» **Items from a data source**:

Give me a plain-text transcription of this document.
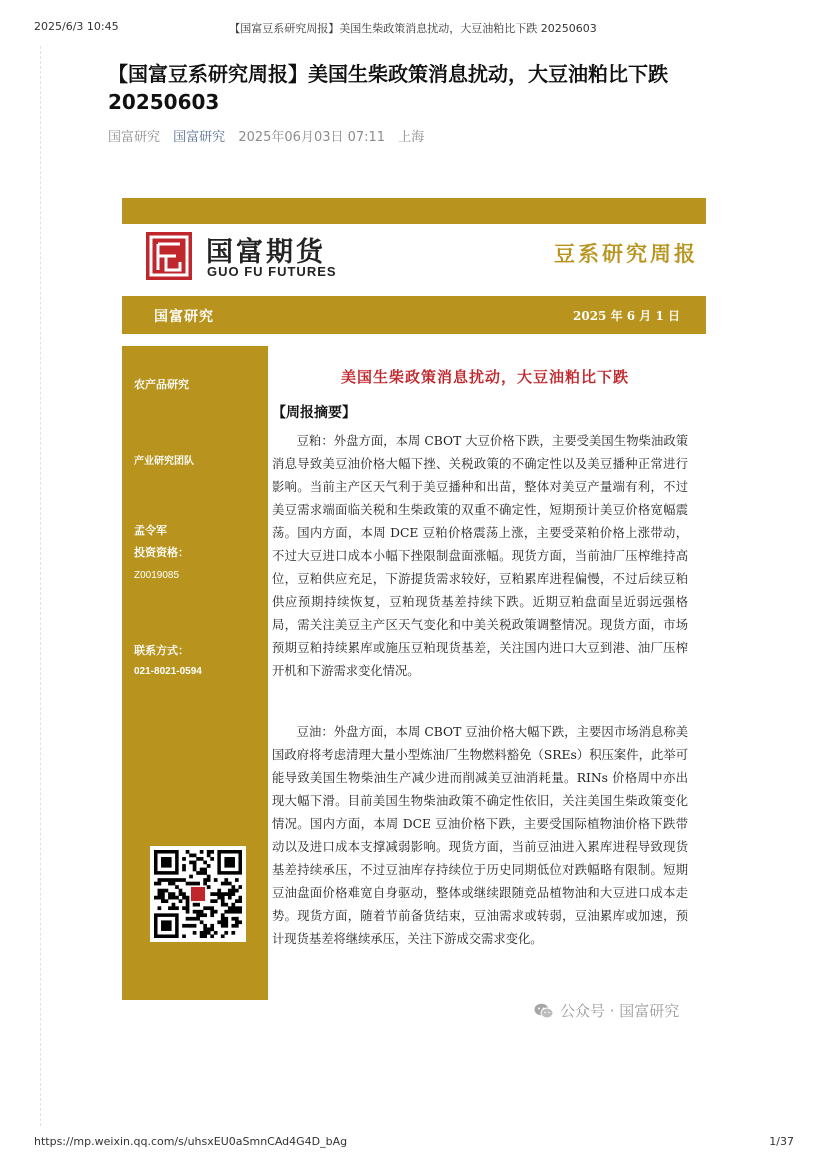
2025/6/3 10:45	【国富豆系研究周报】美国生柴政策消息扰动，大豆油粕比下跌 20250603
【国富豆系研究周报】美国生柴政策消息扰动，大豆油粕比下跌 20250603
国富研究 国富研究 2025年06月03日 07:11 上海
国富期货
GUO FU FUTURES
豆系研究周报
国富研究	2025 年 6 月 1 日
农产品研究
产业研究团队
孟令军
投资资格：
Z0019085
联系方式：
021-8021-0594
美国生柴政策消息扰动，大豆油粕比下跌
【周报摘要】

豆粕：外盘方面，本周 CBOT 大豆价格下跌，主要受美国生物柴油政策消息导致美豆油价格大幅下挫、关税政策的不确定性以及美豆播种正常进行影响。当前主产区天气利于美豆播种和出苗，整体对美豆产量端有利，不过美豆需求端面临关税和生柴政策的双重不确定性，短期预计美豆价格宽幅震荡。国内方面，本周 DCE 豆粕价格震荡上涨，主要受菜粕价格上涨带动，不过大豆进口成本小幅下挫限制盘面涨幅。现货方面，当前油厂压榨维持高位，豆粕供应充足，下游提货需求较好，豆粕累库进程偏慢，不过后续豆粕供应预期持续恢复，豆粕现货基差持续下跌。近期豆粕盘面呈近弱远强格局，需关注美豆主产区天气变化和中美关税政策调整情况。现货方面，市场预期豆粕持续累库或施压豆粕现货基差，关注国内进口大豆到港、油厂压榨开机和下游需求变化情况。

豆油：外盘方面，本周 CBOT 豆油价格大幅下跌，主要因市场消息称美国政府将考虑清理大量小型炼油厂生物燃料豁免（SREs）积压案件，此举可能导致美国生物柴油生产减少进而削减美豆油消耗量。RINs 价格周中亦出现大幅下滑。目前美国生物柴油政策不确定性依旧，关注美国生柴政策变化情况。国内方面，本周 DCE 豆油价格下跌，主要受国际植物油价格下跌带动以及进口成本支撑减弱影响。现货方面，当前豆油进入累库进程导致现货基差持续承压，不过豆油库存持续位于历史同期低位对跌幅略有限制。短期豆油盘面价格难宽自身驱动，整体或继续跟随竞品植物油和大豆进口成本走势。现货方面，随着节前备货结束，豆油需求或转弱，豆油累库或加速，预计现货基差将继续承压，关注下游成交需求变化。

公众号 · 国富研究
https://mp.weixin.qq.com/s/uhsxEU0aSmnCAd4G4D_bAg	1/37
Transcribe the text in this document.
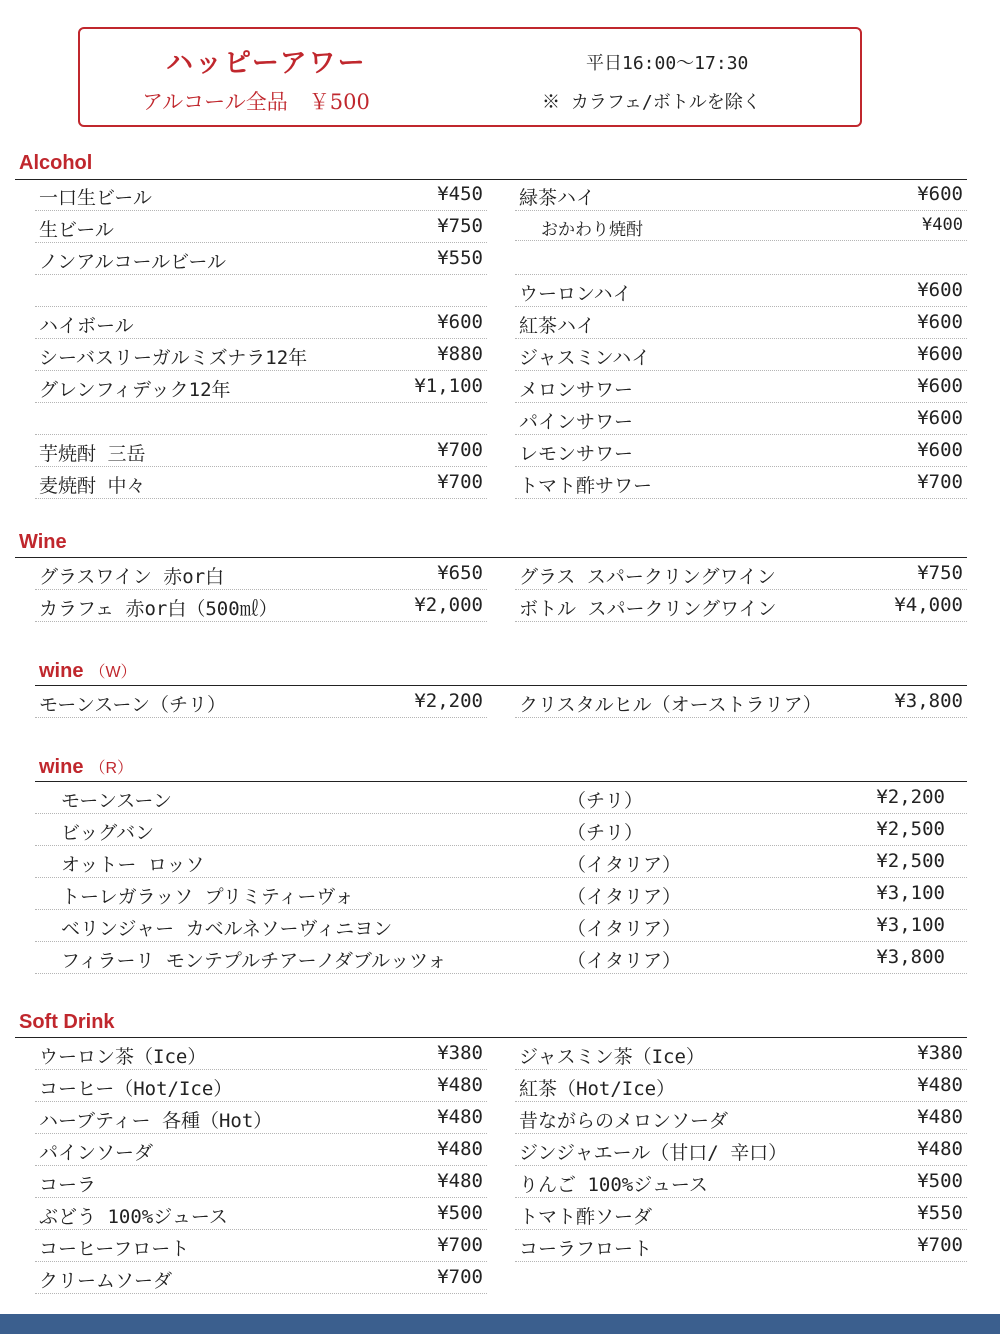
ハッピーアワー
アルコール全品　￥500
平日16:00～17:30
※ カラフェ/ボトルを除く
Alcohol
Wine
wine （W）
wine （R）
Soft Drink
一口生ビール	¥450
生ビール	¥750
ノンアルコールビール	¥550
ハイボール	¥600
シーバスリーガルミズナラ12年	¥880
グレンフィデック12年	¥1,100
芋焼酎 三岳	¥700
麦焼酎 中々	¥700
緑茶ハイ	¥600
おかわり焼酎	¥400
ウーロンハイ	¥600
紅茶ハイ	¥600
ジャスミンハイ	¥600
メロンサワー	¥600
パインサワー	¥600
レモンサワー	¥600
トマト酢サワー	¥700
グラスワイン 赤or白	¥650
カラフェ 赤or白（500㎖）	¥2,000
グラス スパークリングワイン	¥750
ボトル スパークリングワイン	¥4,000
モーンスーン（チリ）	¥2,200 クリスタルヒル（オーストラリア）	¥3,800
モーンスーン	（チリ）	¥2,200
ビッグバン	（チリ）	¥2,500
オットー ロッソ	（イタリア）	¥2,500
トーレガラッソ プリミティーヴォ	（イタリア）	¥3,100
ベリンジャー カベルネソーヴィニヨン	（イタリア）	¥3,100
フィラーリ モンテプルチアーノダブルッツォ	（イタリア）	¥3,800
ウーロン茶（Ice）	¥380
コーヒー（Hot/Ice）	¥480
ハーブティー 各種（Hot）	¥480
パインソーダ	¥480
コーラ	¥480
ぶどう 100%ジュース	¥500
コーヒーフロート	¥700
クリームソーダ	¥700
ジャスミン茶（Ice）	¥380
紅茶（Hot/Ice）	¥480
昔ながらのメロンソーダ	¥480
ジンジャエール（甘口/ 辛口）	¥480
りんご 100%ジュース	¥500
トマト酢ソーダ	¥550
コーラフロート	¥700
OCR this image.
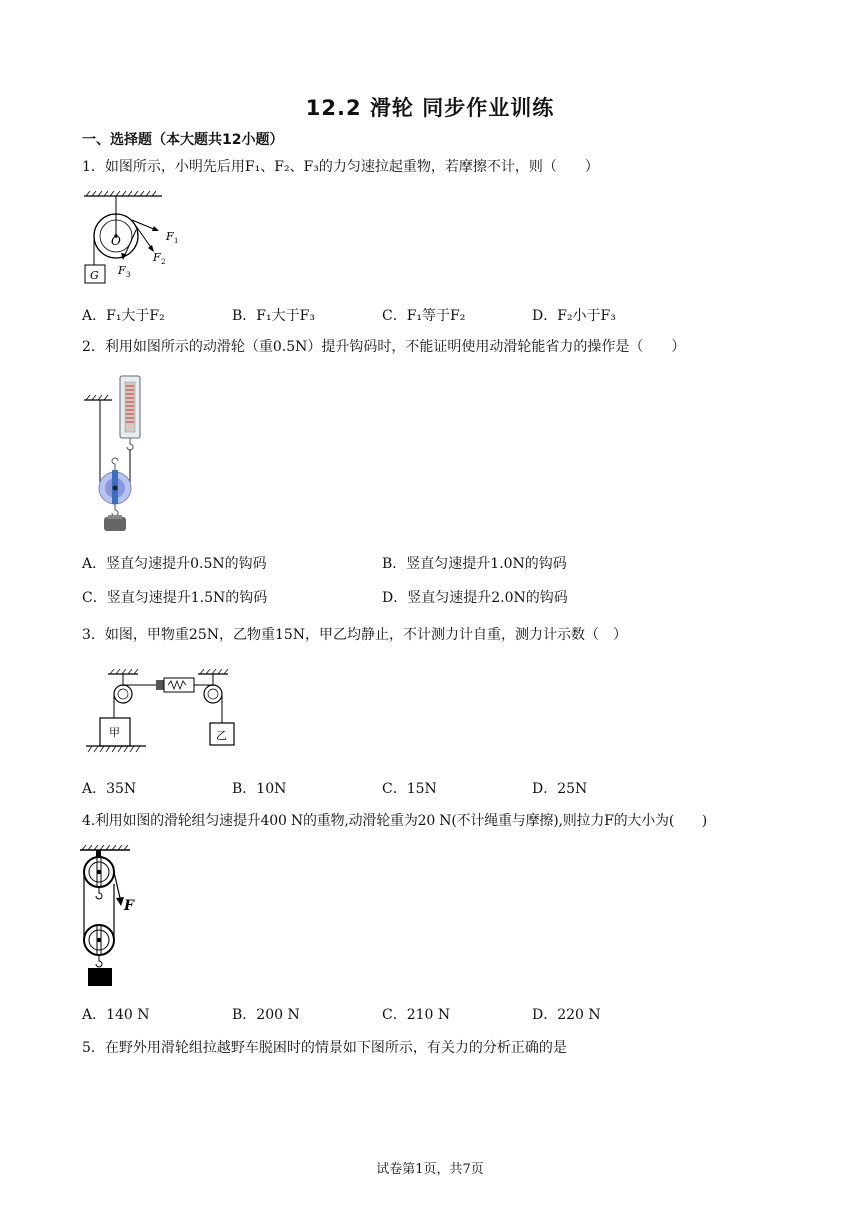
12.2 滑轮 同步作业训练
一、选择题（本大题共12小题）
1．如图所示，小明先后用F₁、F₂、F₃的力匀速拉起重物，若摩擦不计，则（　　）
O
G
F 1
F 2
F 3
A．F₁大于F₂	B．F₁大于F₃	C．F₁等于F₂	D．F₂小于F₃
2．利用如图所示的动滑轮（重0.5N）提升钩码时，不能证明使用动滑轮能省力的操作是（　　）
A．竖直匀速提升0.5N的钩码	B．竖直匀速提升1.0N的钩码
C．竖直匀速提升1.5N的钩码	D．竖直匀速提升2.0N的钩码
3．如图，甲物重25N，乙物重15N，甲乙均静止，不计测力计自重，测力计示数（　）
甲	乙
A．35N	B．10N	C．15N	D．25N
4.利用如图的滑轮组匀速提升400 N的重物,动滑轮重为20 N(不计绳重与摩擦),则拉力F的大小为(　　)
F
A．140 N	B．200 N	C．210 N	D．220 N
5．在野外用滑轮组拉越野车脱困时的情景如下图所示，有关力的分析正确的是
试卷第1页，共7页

» **EXERCISE DIRECTIONS**:
Nothing in the entries should change as you copy them, except that the pictures are left out.

» **SOLUTION FOR THIS TASK**:
Give me a plain-text transcription of this document.
2025/6/3 10:45	【国富豆系研究周报】美国生柴政策消息扰动，大豆油粕比下跌 20250603
【国富豆系研究周报】美国生柴政策消息扰动，大豆油粕比下跌 20250603
国富研究 国富研究 2025年06月03日 07:11 上海
国富期货
GUO FU FUTURES
豆系研究周报
国富研究	2025 年 6 月 1 日
农产品研究
产业研究团队
孟令军
投资资格：
Z0019085
联系方式：
021-8021-0594
美国生柴政策消息扰动，大豆油粕比下跌
【周报摘要】

豆粕：外盘方面，本周 CBOT 大豆价格下跌，主要受美国生物柴油政策消息导致美豆油价格大幅下挫、关税政策的不确定性以及美豆播种正常进行影响。当前主产区天气利于美豆播种和出苗，整体对美豆产量端有利，不过美豆需求端面临关税和生柴政策的双重不确定性，短期预计美豆价格宽幅震荡。国内方面，本周 DCE 豆粕价格震荡上涨，主要受菜粕价格上涨带动，不过大豆进口成本小幅下挫限制盘面涨幅。现货方面，当前油厂压榨维持高位，豆粕供应充足，下游提货需求较好，豆粕累库进程偏慢，不过后续豆粕供应预期持续恢复，豆粕现货基差持续下跌。近期豆粕盘面呈近弱远强格局，需关注美豆主产区天气变化和中美关税政策调整情况。现货方面，市场预期豆粕持续累库或施压豆粕现货基差，关注国内进口大豆到港、油厂压榨开机和下游需求变化情况。

豆油：外盘方面，本周 CBOT 豆油价格大幅下跌，主要因市场消息称美国政府将考虑清理大量小型炼油厂生物燃料豁免（SREs）积压案件，此举可能导致美国生物柴油生产减少进而削减美豆油消耗量。RINs 价格周中亦出现大幅下滑。目前美国生物柴油政策不确定性依旧，关注美国生柴政策变化情况。国内方面，本周 DCE 豆油价格下跌，主要受国际植物油价格下跌带动以及进口成本支撑减弱影响。现货方面，当前豆油进入累库进程导致现货基差持续承压，不过豆油库存持续位于历史同期低位对跌幅略有限制。短期豆油盘面价格难宽自身驱动，整体或继续跟随竞品植物油和大豆进口成本走势。现货方面，随着节前备货结束，豆油需求或转弱，豆油累库或加速，预计现货基差将继续承压，关注下游成交需求变化。

公众号 · 国富研究
https://mp.weixin.qq.com/s/uhsxEU0aSmnCAd4G4D_bAg	1/37
Transcribe the text in this document.
ハッピーアワー
アルコール全品　￥500
平日16:00～17:30
※ カラフェ/ボトルを除く
Alcohol
Wine
wine （W）
wine （R）
Soft Drink
一口生ビール	¥450
生ビール	¥750
ノンアルコールビール	¥550
ハイボール	¥600
シーバスリーガルミズナラ12年	¥880
グレンフィデック12年	¥1,100
芋焼酎 三岳	¥700
麦焼酎 中々	¥700
緑茶ハイ	¥600
おかわり焼酎	¥400
ウーロンハイ	¥600
紅茶ハイ	¥600
ジャスミンハイ	¥600
メロンサワー	¥600
パインサワー	¥600
レモンサワー	¥600
トマト酢サワー	¥700
グラスワイン 赤or白	¥650
カラフェ 赤or白（500㎖）	¥2,000
グラス スパークリングワイン	¥750
ボトル スパークリングワイン	¥4,000
モーンスーン（チリ）	¥2,200 クリスタルヒル（オーストラリア）	¥3,800
モーンスーン	（チリ）	¥2,200
ビッグバン	（チリ）	¥2,500
オットー ロッソ	（イタリア）	¥2,500
トーレガラッソ プリミティーヴォ	（イタリア）	¥3,100
ベリンジャー カベルネソーヴィニヨン	（イタリア）	¥3,100
フィラーリ モンテプルチアーノダブルッツォ	（イタリア）	¥3,800
ウーロン茶（Ice）	¥380
コーヒー（Hot/Ice）	¥480
ハーブティー 各種（Hot）	¥480
パインソーダ	¥480
コーラ	¥480
ぶどう 100%ジュース	¥500
コーヒーフロート	¥700
クリームソーダ	¥700
ジャスミン茶（Ice）	¥380
紅茶（Hot/Ice）	¥480
昔ながらのメロンソーダ	¥480
ジンジャエール（甘口/ 辛口）	¥480
りんご 100%ジュース	¥500
トマト酢ソーダ	¥550
コーラフロート	¥700
OCR this image.
12.2 滑轮 同步作业训练
一、选择题（本大题共12小题）
1．如图所示，小明先后用F₁、F₂、F₃的力匀速拉起重物，若摩擦不计，则（　　）
O
G
F 1
F 2
F 3
A．F₁大于F₂	B．F₁大于F₃	C．F₁等于F₂	D．F₂小于F₃
2．利用如图所示的动滑轮（重0.5N）提升钩码时，不能证明使用动滑轮能省力的操作是（　　）
A．竖直匀速提升0.5N的钩码	B．竖直匀速提升1.0N的钩码
C．竖直匀速提升1.5N的钩码	D．竖直匀速提升2.0N的钩码
3．如图，甲物重25N，乙物重15N，甲乙均静止，不计测力计自重，测力计示数（　）
甲	乙
A．35N	B．10N	C．15N	D．25N
4.利用如图的滑轮组匀速提升400 N的重物,动滑轮重为20 N(不计绳重与摩擦),则拉力F的大小为(　　)
F
A．140 N	B．200 N	C．210 N	D．220 N
5．在野外用滑轮组拉越野车脱困时的情景如下图所示，有关力的分析正确的是
试卷第1页，共7页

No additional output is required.